* start Extracted records *

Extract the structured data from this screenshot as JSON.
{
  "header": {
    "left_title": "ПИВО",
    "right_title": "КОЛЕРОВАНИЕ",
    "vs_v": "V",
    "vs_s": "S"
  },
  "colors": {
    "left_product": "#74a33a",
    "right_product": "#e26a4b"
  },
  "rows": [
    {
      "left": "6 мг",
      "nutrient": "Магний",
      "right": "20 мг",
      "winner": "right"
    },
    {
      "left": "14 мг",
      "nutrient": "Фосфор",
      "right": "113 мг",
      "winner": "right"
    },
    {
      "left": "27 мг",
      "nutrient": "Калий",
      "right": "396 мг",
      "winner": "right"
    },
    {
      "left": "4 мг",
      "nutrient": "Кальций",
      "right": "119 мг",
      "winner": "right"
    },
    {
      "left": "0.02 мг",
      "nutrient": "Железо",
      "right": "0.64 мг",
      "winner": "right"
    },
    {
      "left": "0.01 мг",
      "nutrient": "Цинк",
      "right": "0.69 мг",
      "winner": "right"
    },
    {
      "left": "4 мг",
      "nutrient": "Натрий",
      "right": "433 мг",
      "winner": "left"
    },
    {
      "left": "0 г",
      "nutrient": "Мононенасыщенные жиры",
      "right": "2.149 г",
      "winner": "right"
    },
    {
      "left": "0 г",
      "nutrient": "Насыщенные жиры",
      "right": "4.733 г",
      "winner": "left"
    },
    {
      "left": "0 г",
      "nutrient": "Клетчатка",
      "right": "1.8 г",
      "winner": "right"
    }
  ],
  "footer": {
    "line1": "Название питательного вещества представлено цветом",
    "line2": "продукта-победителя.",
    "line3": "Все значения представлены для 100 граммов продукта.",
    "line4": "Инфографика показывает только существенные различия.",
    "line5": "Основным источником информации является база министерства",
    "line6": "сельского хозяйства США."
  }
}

* end Extracted records *
* start Extracted records *

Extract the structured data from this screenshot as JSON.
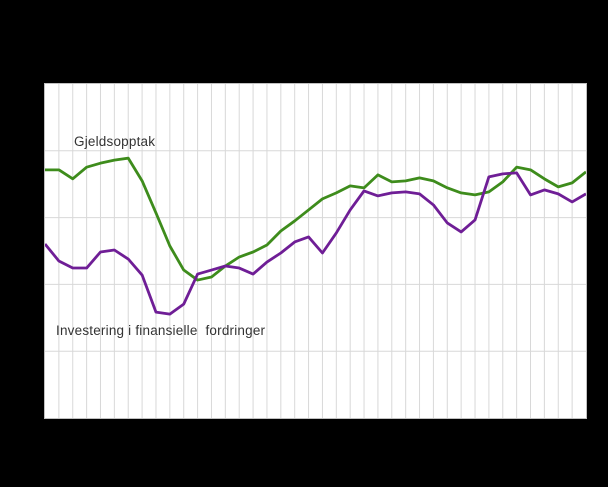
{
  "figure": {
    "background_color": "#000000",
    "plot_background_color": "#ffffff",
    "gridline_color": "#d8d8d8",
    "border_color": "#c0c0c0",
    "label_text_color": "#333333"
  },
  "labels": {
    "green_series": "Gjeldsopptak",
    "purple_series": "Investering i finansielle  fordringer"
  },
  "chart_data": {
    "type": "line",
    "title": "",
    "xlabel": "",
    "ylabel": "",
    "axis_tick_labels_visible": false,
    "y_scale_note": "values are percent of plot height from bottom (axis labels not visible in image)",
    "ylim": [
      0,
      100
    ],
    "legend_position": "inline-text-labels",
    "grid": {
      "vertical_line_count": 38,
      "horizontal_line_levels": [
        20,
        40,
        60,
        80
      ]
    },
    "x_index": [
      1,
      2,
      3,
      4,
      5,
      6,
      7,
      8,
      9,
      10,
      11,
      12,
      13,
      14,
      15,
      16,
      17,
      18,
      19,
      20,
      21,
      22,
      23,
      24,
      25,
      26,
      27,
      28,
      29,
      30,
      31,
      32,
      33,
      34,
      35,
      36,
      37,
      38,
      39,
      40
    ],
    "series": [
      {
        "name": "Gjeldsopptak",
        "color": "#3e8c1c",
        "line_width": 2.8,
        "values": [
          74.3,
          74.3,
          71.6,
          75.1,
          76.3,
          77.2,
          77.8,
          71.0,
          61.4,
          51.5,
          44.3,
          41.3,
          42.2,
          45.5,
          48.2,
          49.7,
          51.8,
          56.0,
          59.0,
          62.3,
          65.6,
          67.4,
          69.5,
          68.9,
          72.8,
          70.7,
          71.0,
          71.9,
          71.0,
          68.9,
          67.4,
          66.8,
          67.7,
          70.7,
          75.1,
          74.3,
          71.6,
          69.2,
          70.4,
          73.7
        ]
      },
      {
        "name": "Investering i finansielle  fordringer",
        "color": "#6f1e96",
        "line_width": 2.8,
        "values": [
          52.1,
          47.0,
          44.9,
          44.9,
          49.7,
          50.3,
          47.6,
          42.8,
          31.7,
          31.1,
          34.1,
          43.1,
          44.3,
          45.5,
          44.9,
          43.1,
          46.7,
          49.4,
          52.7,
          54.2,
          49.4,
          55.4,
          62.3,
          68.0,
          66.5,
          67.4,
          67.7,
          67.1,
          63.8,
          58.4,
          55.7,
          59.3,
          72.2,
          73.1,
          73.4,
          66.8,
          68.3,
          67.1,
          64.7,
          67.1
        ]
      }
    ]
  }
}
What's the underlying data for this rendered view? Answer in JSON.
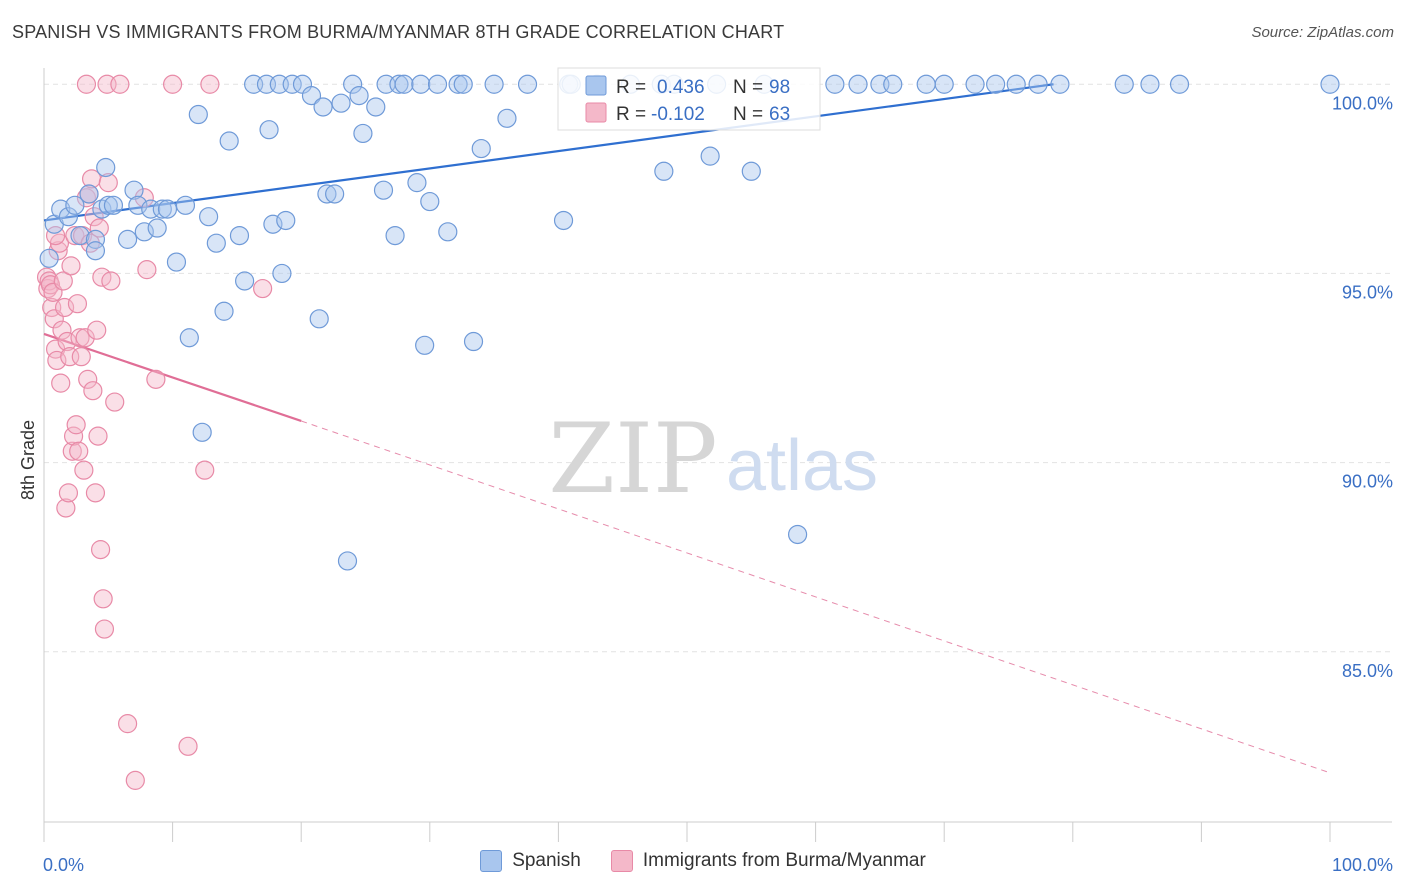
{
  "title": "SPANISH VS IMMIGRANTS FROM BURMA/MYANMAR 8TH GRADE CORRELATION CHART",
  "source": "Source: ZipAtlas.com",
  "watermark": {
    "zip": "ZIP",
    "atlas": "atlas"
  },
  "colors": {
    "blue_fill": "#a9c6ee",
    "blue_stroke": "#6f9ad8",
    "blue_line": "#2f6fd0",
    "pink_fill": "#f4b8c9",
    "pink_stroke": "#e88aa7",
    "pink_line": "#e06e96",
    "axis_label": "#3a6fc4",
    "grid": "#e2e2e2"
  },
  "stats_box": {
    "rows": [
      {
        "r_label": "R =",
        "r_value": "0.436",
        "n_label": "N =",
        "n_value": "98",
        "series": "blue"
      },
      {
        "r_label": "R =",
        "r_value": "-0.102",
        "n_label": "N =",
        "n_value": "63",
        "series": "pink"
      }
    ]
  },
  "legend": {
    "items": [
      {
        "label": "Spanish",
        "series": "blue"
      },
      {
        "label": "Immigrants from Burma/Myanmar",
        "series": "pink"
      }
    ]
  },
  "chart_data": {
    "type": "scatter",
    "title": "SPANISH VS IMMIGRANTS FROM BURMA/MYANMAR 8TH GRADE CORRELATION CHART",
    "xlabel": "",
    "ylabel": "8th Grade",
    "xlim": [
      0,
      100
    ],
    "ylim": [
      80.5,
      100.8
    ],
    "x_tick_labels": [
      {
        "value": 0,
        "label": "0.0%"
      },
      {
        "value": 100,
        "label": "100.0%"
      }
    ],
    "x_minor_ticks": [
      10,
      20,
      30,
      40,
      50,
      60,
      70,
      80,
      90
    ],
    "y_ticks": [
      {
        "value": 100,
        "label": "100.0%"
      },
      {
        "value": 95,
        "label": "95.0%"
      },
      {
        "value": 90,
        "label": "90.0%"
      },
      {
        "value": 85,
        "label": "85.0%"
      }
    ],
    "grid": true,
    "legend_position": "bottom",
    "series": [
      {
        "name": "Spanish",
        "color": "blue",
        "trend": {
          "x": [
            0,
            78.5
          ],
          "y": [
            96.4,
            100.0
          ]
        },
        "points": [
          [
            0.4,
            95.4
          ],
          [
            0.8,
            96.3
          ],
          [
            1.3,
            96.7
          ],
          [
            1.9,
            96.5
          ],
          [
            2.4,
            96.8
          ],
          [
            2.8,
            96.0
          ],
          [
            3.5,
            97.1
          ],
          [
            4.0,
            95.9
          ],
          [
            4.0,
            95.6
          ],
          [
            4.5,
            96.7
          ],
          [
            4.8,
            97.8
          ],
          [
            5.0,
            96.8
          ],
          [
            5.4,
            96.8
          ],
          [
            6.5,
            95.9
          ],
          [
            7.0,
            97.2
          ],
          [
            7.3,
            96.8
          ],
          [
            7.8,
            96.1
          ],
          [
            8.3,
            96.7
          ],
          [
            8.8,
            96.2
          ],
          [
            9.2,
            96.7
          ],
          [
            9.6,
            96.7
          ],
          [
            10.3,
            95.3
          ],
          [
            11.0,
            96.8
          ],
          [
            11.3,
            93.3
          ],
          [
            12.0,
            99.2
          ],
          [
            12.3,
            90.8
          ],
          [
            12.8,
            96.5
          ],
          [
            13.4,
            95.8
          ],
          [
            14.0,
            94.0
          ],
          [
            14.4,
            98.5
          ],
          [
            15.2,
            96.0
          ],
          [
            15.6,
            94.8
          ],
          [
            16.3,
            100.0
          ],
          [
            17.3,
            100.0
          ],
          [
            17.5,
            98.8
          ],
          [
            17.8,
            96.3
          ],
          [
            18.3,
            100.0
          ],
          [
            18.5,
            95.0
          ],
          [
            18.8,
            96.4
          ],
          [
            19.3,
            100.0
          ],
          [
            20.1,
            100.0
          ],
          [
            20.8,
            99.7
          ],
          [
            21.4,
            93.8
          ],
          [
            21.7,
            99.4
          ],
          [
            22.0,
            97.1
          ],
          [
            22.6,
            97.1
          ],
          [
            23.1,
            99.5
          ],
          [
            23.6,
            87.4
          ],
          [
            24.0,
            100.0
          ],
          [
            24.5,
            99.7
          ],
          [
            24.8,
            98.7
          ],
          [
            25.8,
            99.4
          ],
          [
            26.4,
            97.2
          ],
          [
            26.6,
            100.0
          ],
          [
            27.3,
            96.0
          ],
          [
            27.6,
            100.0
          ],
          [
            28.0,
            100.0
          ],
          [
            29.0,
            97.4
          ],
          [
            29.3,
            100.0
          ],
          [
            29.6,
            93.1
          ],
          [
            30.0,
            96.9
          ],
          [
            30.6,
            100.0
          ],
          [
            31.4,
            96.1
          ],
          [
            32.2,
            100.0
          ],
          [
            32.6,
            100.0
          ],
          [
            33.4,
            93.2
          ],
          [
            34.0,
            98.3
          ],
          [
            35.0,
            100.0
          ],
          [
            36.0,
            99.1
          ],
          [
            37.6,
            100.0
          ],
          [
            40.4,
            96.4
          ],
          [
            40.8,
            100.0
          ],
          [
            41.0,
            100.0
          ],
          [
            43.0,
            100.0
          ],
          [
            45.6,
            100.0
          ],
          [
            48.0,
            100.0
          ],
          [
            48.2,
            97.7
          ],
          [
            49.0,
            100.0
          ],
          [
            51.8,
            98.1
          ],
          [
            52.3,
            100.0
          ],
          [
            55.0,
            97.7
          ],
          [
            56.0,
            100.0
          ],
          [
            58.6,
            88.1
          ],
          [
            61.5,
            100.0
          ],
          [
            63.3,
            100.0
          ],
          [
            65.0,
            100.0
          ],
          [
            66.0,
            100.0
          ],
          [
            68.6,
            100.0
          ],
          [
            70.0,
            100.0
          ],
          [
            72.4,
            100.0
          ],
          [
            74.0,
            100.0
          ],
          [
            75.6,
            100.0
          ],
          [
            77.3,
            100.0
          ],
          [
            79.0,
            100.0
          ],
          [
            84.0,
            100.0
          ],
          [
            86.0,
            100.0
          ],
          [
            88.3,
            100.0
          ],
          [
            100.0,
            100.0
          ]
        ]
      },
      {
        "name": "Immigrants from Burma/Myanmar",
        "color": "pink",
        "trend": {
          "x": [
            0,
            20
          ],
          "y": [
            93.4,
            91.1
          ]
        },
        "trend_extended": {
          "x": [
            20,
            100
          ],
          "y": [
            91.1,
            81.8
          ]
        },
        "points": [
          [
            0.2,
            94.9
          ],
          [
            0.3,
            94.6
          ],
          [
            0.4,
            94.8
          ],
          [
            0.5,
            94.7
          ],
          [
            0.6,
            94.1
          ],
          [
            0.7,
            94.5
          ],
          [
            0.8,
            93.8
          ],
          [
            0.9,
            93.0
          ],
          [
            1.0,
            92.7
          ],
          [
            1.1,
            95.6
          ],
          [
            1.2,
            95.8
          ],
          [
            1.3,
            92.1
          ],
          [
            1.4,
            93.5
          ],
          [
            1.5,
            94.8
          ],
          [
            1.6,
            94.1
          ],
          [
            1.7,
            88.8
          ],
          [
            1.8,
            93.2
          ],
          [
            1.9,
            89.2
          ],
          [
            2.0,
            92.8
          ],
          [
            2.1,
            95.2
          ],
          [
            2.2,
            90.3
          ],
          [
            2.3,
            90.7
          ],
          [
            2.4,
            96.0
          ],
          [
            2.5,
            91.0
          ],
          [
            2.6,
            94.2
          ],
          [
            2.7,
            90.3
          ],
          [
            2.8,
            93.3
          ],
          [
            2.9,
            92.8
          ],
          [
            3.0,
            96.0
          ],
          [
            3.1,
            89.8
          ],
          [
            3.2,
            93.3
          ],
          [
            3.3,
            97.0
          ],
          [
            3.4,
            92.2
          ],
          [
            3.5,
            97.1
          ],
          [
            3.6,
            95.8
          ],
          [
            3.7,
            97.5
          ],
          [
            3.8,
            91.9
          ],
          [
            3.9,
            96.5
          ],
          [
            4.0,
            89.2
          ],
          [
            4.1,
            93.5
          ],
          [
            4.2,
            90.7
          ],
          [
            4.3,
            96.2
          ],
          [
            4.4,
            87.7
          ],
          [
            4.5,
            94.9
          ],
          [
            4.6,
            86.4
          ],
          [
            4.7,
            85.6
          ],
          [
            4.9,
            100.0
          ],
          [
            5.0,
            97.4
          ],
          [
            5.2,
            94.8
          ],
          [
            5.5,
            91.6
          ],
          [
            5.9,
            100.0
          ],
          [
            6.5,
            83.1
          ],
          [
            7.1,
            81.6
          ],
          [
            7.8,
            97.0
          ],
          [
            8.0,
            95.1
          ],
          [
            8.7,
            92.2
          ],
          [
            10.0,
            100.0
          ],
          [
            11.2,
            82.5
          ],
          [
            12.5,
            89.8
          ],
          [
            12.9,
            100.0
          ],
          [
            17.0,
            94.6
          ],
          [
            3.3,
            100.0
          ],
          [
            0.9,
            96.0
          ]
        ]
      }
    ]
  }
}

* end Extracted records *

Go through the preceding material and copy each line that has the word "Investering".

→ Exercise solution:
    "purple_series": "Investering i finansielle  fordringer"
        "name": "Investering i finansielle  fordringer",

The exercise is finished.